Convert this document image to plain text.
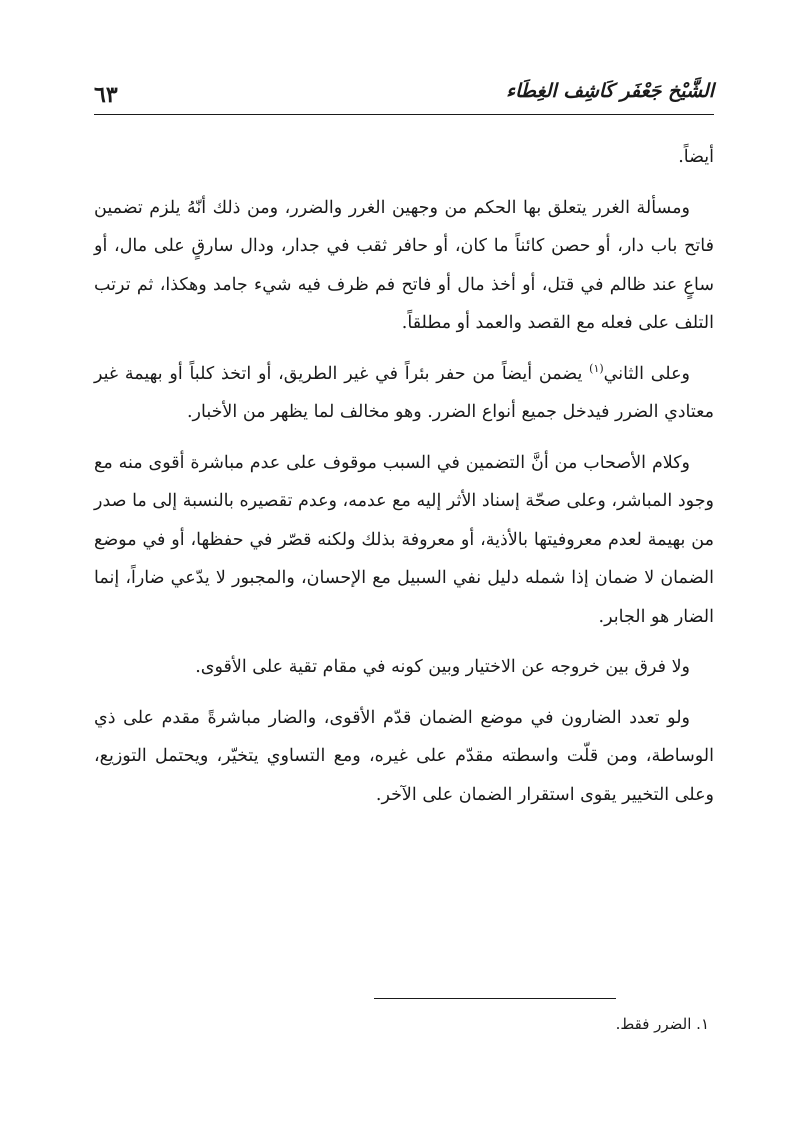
الشَّيْخ جَعْفَر كَاشِف الغِطَاء
٦٣

أيضاً.

ومسألة الغرر يتعلق بها الحكم من وجهين الغرر والضرر، ومن ذلك أنّهُ يلزم تضمين فاتح باب دار، أو حصن كائناً ما كان، أو حافر ثقب في جدار، ودال سارقٍ على مال، أو ساعٍ عند ظالم في قتل، أو أخذ مال أو فاتح فم ظرف فيه شيء جامد وهكذا، ثم ترتب التلف على فعله مع القصد والعمد أو مطلقاً.

وعلى الثاني$^{(١)}$ يضمن أيضاً من حفر بئراً في غير الطريق، أو اتخذ كلباً أو بهيمة غير معتادي الضرر فيدخل جميع أنواع الضرر. وهو مخالف لما يظهر من الأخبار.

وكلام الأصحاب من أنَّ التضمين في السبب موقوف على عدم مباشرة أقوى منه مع وجود المباشر، وعلى صحّة إسناد الأثر إليه مع عدمه، وعدم تقصيره بالنسبة إلى ما صدر من بهيمة لعدم معروفيتها بالأذية، أو معروفة بذلك ولكنه قصّر في حفظها، أو في موضع الضمان لا ضمان إذا شمله دليل نفي السبيل مع الإحسان، والمجبور لا يدّعي ضاراً، إنما الضار هو الجابر.

ولا فرق بين خروجه عن الاختيار وبين كونه في مقام تقية على الأقوى.

ولو تعدد الضارون في موضع الضمان قدّم الأقوى، والضار مباشرةً مقدم على ذي الوساطة، ومن قلّت واسطته مقدّم على غيره، ومع التساوي يتخيّر، ويحتمل التوزيع، وعلى التخيير يقوى استقرار الضمان على الآخر.

١. الضرر فقط.
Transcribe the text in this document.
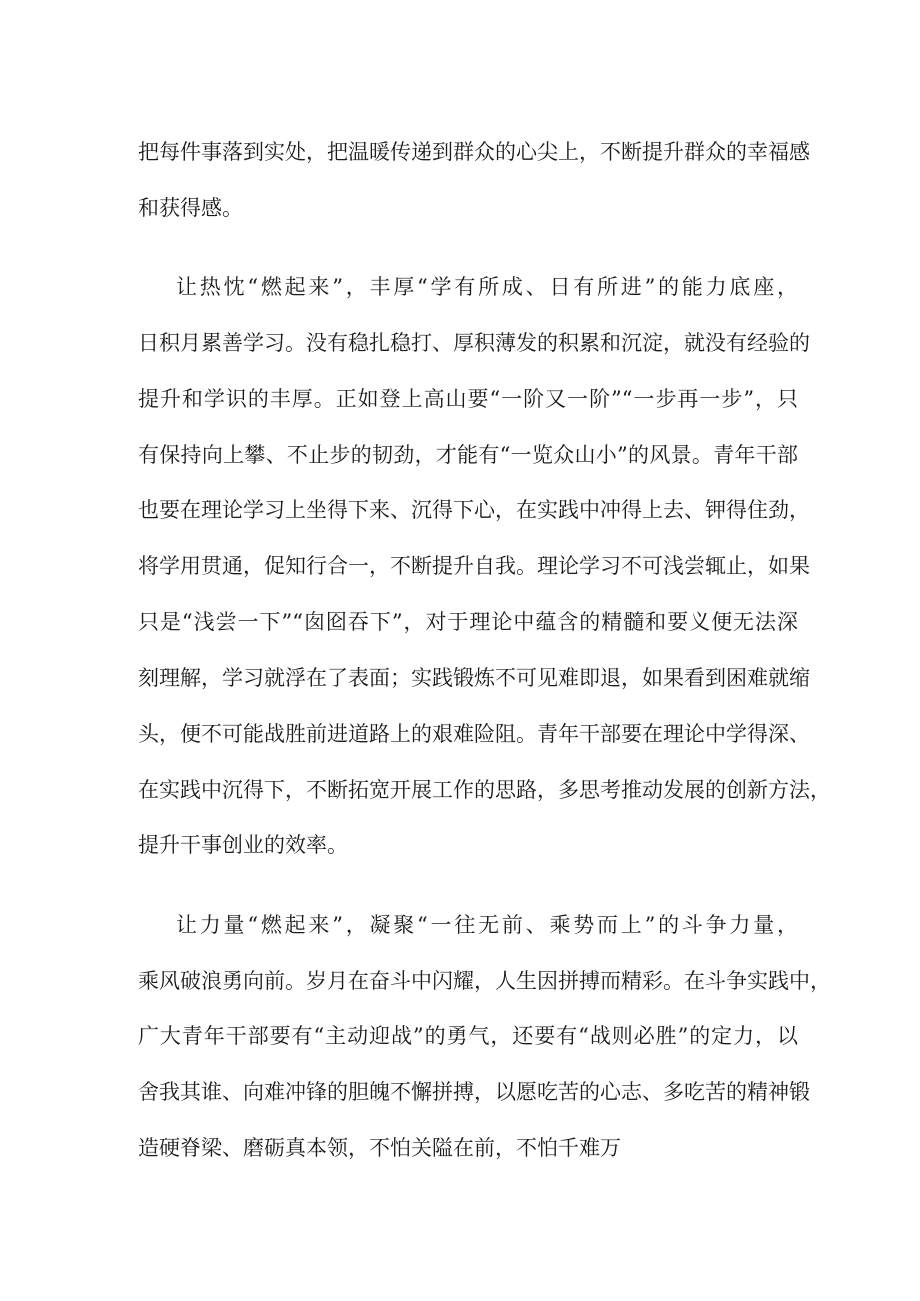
把每件事落到实处，把温暖传递到群众的心尖上，不断提升群众的幸福感
和获得感。
让热忱“燃起来”，丰厚“学有所成、日有所进”的能力底座，
日积月累善学习。没有稳扎稳打、厚积薄发的积累和沉淀，就没有经验的
提升和学识的丰厚。正如登上高山要“一阶又一阶”“一步再一步”，只
有保持向上攀、不止步的韧劲，才能有“一览众山小”的风景。青年干部
也要在理论学习上坐得下来、沉得下心，在实践中冲得上去、钾得住劲，
将学用贯通，促知行合一，不断提升自我。理论学习不可浅尝辄止，如果
只是“浅尝一下”“囱囵吞下”，对于理论中蕴含的精髓和要义便无法深
刻理解，学习就浮在了表面；实践锻炼不可见难即退，如果看到困难就缩
头，便不可能战胜前进道路上的艰难险阻。青年干部要在理论中学得深、
在实践中沉得下，不断拓宽开展工作的思路，多思考推动发展的创新方法，
提升干事创业的效率。
让力量“燃起来”，凝聚“一往无前、乘势而上”的斗争力量，
乘风破浪勇向前。岁月在奋斗中闪耀，人生因拼搏而精彩。在斗争实践中，
广大青年干部要有“主动迎战”的勇气，还要有“战则必胜”的定力，以
舍我其谁、向难冲锋的胆魄不懈拼搏，以愿吃苦的心志、多吃苦的精神锻
造硬脊梁、磨砺真本领，不怕关隘在前，不怕千难万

## WHAT NEEDS TO BE DONE
Pictures appear in the records above. Output everything except them, exactly.

## THE COMPLETED TASK
Convert this document image to plain text.
الشَّيْخ جَعْفَر كَاشِف الغِطَاء
٦٣

أيضاً.

ومسألة الغرر يتعلق بها الحكم من وجهين الغرر والضرر، ومن ذلك أنّهُ يلزم تضمين فاتح باب دار، أو حصن كائناً ما كان، أو حافر ثقب في جدار، ودال سارقٍ على مال، أو ساعٍ عند ظالم في قتل، أو أخذ مال أو فاتح فم ظرف فيه شيء جامد وهكذا، ثم ترتب التلف على فعله مع القصد والعمد أو مطلقاً.

وعلى الثاني$^{(١)}$ يضمن أيضاً من حفر بئراً في غير الطريق، أو اتخذ كلباً أو بهيمة غير معتادي الضرر فيدخل جميع أنواع الضرر. وهو مخالف لما يظهر من الأخبار.

وكلام الأصحاب من أنَّ التضمين في السبب موقوف على عدم مباشرة أقوى منه مع وجود المباشر، وعلى صحّة إسناد الأثر إليه مع عدمه، وعدم تقصيره بالنسبة إلى ما صدر من بهيمة لعدم معروفيتها بالأذية، أو معروفة بذلك ولكنه قصّر في حفظها، أو في موضع الضمان لا ضمان إذا شمله دليل نفي السبيل مع الإحسان، والمجبور لا يدّعي ضاراً، إنما الضار هو الجابر.

ولا فرق بين خروجه عن الاختيار وبين كونه في مقام تقية على الأقوى.

ولو تعدد الضارون في موضع الضمان قدّم الأقوى، والضار مباشرةً مقدم على ذي الوساطة، ومن قلّت واسطته مقدّم على غيره، ومع التساوي يتخيّر، ويحتمل التوزيع، وعلى التخيير يقوى استقرار الضمان على الآخر.

١. الضرر فقط.
Transcribe the text in this document.
把每件事落到实处，把温暖传递到群众的心尖上，不断提升群众的幸福感
和获得感。
让热忱“燃起来”，丰厚“学有所成、日有所进”的能力底座，
日积月累善学习。没有稳扎稳打、厚积薄发的积累和沉淀，就没有经验的
提升和学识的丰厚。正如登上高山要“一阶又一阶”“一步再一步”，只
有保持向上攀、不止步的韧劲，才能有“一览众山小”的风景。青年干部
也要在理论学习上坐得下来、沉得下心，在实践中冲得上去、钾得住劲，
将学用贯通，促知行合一，不断提升自我。理论学习不可浅尝辄止，如果
只是“浅尝一下”“囱囵吞下”，对于理论中蕴含的精髓和要义便无法深
刻理解，学习就浮在了表面；实践锻炼不可见难即退，如果看到困难就缩
头，便不可能战胜前进道路上的艰难险阻。青年干部要在理论中学得深、
在实践中沉得下，不断拓宽开展工作的思路，多思考推动发展的创新方法，
提升干事创业的效率。
让力量“燃起来”，凝聚“一往无前、乘势而上”的斗争力量，
乘风破浪勇向前。岁月在奋斗中闪耀，人生因拼搏而精彩。在斗争实践中，
广大青年干部要有“主动迎战”的勇气，还要有“战则必胜”的定力，以
舍我其谁、向难冲锋的胆魄不懈拼搏，以愿吃苦的心志、多吃苦的精神锻
造硬脊梁、磨砺真本领，不怕关隘在前，不怕千难万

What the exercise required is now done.